■ Passage for review

Giant aye-aye Temporal range: Holocene
- Conservation status: Extinct

Scientific classification
- Kingdom: Animalia
- Phylum: Chordata
- Class: Mammalia
- Infraclass: Placentalia
- Order: Primates
- Suborder: Strepsirrhini
- Family: Daubentoniidae
- Genus: Daubentonia
- Species: †D. robusta
- Binomial name: †Daubentonia robusta Lamberton, 1935

= Giant aye-aye =

- Authority: Lamberton, 1935
- Conservation status: EX

Extinct species of lemur

The giant aye-aye (Daubentonia robusta) is an extinct species of lemurs that is the only known relative of the extant aye-aye. Together, they are the only known species in the genus Daubentonia. Like all lemurs, it is endemic to the island of Madagascar. It is believed to have gone extinct less than 1,000 years ago. It is only known from its subfossil remains.

As of 2004, giant aye-aye remains consisted of four incisors, a tibia, and other postcranial material, though no skull of D. robusta has been found. Subfossil remains of this species have been found in the southern and southeastern portion of Madagascar, outside the range of extant aye-aye. This suggests that the two species diverge through allopatric speciation. Some incisors have been found with holes drilled in them that suggest they have been modified by humans, further implying that anthropogenic factors may have played a role in this species' extinction.

D. robusta is morphologically similar to the aye-aye, but has more robust limbs and differing limb proportions (notably a higher humerofemoral index and relatively shorter limbs compared to its body mass). Its postcrania indicate D. robusta exhibited certain features also found in its living congener, such as a large brachialis flange, allowing for a relatively massive brachioradialis muscle. While the giant aye-aye's forelimbs were much stronger than its hindlimbs, the femoral anatomy of D. robusta suggests that it may have been capable of some amount of leaping. Based on mandible, incisor, and limb measurements, D. robusta is believed to be 2.5 to 5 times larger than the extant aye-aye.

D. robusta shares multiple highly specialized appendicular and manual adaptations with its living congener, such as an elongated and thin digit III. D. robusta likely filled a similar ecological niche as the extant aye-aye, which consists of manually tap-foraging and gouging insects and insect larvae out of tree bark.

■ The data
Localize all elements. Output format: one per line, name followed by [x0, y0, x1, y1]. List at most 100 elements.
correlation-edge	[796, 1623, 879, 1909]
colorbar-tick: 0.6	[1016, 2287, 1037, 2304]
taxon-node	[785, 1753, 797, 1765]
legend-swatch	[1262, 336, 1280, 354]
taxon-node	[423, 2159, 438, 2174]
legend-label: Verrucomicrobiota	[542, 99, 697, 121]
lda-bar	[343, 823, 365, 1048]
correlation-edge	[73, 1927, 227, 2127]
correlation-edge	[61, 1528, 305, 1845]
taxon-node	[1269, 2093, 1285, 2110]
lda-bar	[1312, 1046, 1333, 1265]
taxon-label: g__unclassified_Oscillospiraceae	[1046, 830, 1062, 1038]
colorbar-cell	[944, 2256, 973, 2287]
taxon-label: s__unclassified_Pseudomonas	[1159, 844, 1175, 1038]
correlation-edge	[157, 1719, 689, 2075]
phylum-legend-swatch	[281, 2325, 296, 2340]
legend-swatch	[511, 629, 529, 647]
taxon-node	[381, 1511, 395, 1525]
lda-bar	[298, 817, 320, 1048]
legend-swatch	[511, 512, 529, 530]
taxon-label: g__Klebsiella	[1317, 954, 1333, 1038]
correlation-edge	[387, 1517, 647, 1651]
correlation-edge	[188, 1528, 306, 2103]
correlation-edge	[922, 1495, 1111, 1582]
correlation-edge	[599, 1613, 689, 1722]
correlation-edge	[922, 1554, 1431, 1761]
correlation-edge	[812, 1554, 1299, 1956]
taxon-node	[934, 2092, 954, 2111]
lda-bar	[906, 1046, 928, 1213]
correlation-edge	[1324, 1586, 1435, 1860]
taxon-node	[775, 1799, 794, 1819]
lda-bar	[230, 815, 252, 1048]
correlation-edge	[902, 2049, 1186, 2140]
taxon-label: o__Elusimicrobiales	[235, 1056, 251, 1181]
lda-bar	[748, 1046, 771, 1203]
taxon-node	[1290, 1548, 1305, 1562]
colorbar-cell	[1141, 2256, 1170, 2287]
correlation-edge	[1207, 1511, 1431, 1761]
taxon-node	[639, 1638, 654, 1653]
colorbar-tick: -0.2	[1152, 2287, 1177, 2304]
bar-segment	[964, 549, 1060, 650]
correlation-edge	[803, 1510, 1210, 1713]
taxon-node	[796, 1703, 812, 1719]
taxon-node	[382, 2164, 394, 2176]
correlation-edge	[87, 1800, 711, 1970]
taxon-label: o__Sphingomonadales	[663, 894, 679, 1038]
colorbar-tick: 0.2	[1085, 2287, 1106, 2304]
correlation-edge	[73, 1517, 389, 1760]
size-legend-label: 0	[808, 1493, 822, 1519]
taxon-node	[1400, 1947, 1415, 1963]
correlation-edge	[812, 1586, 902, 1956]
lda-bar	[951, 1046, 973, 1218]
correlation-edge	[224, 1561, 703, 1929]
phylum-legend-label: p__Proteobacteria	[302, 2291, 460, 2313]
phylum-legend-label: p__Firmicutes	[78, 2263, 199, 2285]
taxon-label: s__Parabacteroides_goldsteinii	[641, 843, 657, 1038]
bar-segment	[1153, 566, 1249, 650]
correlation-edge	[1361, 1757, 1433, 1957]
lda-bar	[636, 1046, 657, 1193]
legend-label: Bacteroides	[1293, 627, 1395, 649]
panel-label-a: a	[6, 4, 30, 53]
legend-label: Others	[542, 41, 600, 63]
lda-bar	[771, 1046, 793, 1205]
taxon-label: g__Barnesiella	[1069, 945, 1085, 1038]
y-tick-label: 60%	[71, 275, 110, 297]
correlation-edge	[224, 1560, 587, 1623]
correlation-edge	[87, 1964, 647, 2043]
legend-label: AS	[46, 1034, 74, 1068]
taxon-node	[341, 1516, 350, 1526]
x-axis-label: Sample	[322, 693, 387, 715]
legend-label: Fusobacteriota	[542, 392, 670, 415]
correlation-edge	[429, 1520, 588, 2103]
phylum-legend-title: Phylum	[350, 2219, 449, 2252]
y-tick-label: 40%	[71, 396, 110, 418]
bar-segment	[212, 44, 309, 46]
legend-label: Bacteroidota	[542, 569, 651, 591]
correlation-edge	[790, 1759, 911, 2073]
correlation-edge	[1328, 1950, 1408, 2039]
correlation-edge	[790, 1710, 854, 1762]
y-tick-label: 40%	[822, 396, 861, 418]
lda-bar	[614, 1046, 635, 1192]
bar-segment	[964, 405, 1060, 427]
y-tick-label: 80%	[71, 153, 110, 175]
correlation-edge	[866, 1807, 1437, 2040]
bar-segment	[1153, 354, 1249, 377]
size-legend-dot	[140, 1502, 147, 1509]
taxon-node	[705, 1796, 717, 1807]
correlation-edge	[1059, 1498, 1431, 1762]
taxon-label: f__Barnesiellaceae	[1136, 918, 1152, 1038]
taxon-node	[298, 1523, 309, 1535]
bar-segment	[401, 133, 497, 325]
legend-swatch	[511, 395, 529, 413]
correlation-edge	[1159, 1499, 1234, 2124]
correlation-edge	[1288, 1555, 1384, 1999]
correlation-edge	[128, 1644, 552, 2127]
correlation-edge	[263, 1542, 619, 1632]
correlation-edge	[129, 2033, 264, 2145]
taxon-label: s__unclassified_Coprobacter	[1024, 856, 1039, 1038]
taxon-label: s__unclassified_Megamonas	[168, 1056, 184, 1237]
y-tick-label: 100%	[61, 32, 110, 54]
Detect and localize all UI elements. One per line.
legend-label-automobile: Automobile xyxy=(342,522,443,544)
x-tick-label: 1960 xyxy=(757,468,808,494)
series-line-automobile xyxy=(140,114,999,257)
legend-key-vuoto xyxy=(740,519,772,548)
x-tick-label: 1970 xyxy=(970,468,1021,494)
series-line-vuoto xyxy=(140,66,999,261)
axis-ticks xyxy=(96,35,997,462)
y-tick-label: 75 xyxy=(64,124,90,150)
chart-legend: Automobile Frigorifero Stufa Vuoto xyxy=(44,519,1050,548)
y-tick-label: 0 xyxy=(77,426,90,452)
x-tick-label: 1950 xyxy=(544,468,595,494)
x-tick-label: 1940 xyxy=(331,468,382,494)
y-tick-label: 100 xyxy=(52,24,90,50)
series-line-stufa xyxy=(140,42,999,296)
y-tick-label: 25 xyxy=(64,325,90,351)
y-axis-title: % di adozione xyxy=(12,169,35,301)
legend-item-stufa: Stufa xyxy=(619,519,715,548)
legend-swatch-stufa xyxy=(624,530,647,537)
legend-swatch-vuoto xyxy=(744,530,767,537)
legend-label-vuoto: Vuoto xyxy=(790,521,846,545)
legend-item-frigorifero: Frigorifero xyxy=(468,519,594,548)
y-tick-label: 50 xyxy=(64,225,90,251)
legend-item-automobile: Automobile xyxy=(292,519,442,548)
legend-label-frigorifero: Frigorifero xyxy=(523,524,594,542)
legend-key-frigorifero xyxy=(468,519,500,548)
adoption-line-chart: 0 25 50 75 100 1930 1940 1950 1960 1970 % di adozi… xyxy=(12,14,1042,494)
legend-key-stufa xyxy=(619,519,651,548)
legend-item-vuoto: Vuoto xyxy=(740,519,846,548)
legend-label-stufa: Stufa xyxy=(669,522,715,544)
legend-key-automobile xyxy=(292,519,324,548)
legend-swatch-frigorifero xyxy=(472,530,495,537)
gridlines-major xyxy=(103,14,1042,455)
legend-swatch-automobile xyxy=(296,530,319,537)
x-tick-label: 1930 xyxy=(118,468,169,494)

■ What you have to do
For each statement, say yes or no to whether it agrees with the text on the giant aye-aye, and quote the words of the text that decide it. 1. As of 2004, no skull of the giant aye-aye had been found. 2. Subfossil remains of the giant aye-aye have been found within the range of the extant aye-aye. 3. The giant aye-aye is believed to be 2.5 to 5 times larger than the extant aye-aye. The material given after the text on the giant aye-aye is separate from it.

■ Response to this task
1. Yes: "though no skull of D. robusta has been found."
2. No: "outside the range of extant aye-aye."
3. Yes: "D. robusta is believed to be 2.5 to 5 times larger than the extant aye-aye."